### WHAT IS ASKED:
Review the lines that follow and copy each one that contains the word "become".
— Begin EXTRACTED RECORDS —
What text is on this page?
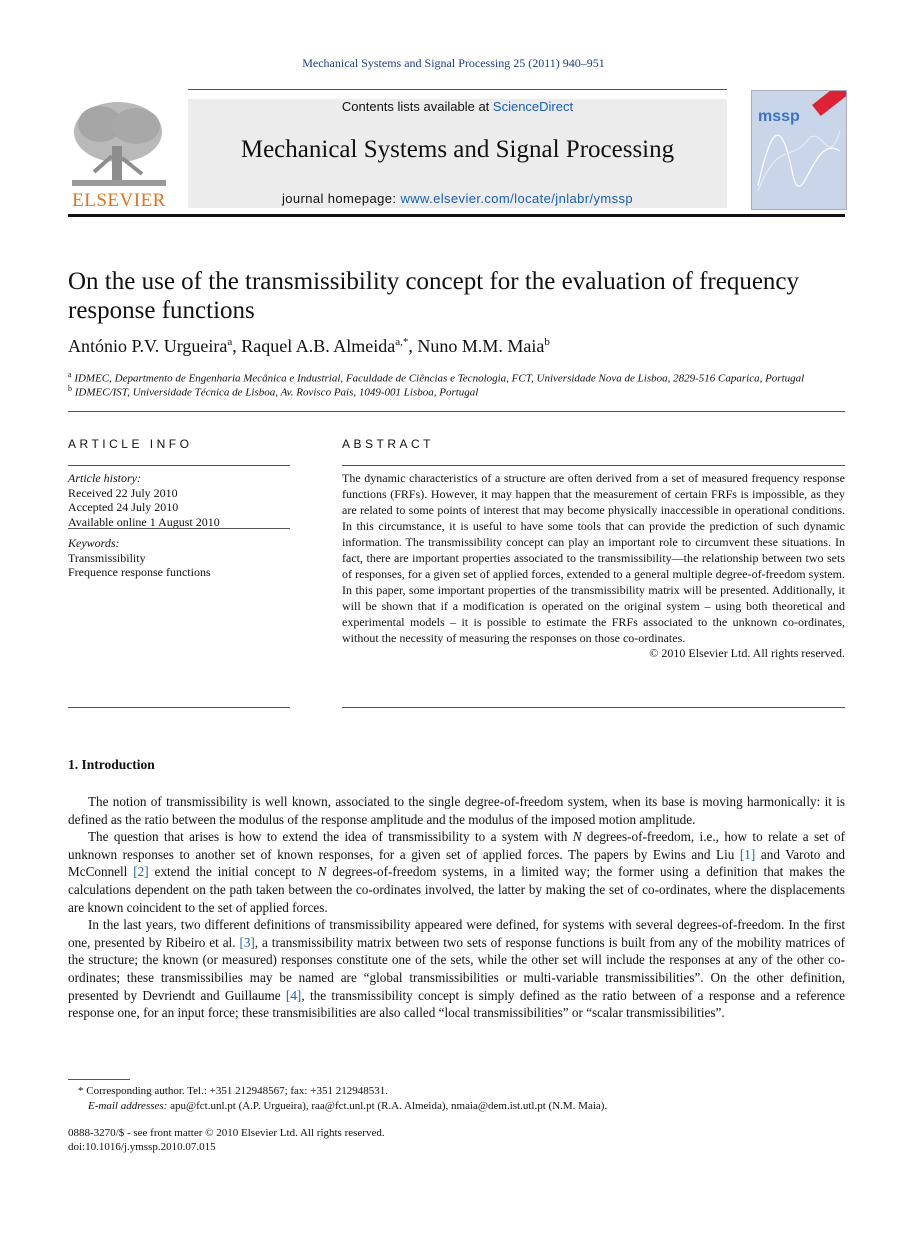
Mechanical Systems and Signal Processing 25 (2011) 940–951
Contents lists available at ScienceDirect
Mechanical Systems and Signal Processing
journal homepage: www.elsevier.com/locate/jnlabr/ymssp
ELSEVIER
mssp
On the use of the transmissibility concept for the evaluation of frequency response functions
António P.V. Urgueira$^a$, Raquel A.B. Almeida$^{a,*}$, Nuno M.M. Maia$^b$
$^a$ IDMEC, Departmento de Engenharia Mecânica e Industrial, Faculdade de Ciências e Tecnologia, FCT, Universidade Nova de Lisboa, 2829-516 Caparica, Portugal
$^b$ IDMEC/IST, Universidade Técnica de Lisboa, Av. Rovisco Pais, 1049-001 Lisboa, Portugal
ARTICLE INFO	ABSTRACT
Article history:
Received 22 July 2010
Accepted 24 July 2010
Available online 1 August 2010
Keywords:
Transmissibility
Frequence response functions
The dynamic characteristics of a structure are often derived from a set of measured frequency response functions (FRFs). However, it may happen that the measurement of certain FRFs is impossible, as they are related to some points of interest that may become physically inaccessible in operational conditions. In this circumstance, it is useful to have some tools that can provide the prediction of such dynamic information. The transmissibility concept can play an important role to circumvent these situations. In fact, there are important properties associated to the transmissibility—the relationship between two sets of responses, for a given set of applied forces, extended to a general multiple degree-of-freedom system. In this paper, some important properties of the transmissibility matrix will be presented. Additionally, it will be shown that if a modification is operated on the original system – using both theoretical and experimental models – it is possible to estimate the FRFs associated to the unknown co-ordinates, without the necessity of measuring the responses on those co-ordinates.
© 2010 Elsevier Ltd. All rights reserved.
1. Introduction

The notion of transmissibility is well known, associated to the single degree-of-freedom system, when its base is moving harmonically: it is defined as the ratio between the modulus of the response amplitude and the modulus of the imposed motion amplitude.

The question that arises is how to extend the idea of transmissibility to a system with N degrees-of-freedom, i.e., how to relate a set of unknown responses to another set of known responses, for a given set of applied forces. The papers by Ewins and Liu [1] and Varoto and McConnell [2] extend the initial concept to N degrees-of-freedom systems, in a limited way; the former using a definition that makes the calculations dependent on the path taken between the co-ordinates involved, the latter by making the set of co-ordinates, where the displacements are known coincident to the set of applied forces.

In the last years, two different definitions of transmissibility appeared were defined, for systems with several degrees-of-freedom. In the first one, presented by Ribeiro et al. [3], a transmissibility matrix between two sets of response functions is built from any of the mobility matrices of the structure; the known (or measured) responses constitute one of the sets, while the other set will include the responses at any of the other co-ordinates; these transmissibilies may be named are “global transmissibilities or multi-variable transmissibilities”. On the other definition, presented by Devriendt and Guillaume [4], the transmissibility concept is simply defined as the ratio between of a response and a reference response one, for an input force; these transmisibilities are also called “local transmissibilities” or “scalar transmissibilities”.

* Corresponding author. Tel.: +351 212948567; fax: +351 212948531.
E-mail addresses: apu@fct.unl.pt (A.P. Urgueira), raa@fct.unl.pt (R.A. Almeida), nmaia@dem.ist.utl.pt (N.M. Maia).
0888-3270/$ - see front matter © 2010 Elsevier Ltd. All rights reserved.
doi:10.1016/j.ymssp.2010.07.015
— End EXTRACTED RECORDS —
— Begin EXTRACTED RECORDS —
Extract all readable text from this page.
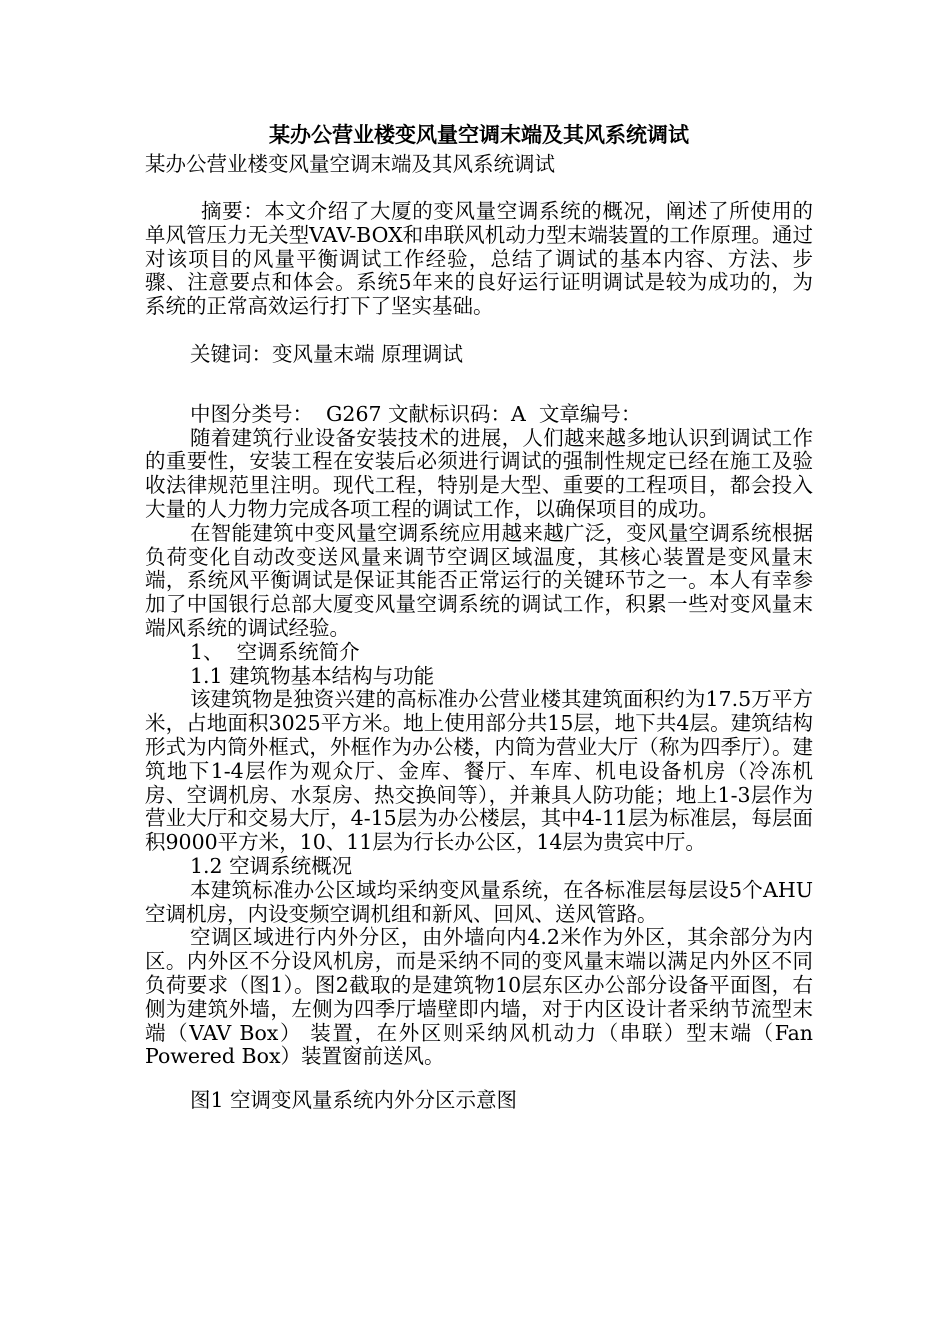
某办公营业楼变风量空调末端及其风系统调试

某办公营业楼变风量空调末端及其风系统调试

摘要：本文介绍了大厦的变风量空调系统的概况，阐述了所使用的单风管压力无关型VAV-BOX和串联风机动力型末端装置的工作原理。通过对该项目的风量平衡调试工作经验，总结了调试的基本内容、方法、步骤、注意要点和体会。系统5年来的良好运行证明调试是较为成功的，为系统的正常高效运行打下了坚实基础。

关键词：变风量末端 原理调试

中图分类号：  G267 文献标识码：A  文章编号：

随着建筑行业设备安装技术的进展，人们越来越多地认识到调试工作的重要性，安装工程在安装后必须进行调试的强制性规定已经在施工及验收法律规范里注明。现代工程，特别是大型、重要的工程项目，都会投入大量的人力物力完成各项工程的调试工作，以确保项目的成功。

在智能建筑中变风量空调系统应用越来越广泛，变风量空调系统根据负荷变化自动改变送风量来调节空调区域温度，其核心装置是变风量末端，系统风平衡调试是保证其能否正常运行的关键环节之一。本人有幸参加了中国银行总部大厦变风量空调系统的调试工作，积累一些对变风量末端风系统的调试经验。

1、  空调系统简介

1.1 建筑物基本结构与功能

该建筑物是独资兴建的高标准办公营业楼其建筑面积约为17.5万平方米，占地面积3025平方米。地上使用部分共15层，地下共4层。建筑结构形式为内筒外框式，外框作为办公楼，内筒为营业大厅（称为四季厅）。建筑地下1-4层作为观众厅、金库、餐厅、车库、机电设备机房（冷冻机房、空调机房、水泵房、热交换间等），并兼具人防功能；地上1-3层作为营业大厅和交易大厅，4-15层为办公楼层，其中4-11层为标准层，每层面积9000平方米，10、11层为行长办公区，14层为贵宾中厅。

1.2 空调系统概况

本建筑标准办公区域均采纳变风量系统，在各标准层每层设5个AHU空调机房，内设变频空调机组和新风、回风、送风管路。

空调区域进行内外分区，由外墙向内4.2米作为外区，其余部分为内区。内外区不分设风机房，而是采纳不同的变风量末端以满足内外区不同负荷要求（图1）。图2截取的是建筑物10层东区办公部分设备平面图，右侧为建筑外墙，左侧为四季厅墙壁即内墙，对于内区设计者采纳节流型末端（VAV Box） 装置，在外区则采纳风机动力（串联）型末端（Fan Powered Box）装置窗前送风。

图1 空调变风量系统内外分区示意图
— End EXTRACTED RECORDS —
— Begin EXTRACTED RECORDS —
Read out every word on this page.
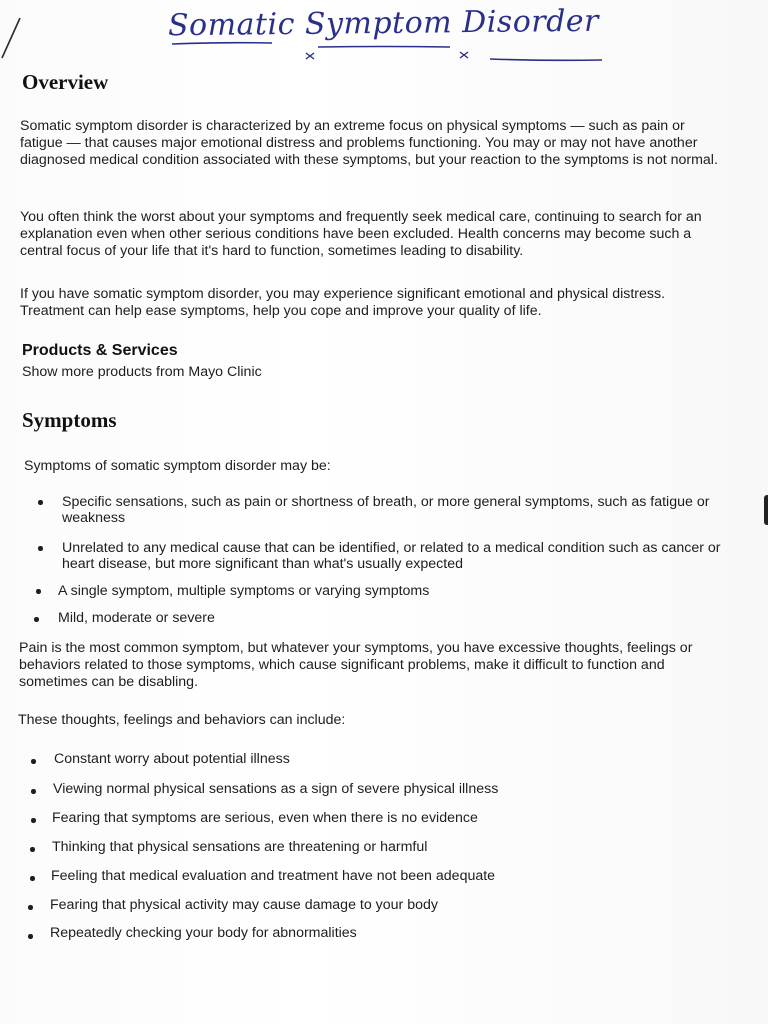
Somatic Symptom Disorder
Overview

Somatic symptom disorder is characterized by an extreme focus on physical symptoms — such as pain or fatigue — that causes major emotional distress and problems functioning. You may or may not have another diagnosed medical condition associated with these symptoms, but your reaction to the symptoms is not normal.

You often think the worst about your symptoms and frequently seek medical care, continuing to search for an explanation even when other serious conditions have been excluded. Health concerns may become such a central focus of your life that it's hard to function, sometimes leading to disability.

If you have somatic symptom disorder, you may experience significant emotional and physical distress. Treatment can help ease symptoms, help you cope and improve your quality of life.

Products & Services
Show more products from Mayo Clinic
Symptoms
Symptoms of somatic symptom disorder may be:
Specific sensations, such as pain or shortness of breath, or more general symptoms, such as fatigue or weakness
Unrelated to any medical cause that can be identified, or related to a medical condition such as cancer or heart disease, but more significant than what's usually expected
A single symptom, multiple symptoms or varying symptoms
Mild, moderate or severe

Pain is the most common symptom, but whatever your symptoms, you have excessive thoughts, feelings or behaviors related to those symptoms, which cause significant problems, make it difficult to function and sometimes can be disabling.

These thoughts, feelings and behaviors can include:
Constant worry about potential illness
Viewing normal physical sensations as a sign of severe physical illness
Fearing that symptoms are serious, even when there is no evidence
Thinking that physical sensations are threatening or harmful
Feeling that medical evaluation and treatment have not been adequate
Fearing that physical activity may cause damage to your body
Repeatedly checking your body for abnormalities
— End EXTRACTED RECORDS —
### CORRECT RESPONSE:
The dynamic characteristics of a structure are often derived from a set of measured frequency response functions (FRFs). However, it may happen that the measurement of certain FRFs is impossible, as they are related to some points of interest that may become physically inaccessible in operational conditions. In this circumstance, it is useful to have some tools that can provide the prediction of such dynamic information. The transmissibility concept can play an important role to circumvent these situations. In fact, there are important properties associated to the transmissibility—the relationship between two sets of responses, for a given set of applied forces, extended to a general multiple degree-of-freedom system. In this paper, some important properties of the transmissibility matrix will be presented. Additionally, it will be shown that if a modification is operated on the original system – using both theoretical and experimental models – it is possible to estimate the FRFs associated to the unknown co-ordinates, without the necessity of measuring the responses on those co-ordinates.
You often think the worst about your symptoms and frequently seek medical care, continuing to search for an explanation even when other serious conditions have been excluded. Health concerns may become such a central focus of your life that it's hard to function, sometimes leading to disability.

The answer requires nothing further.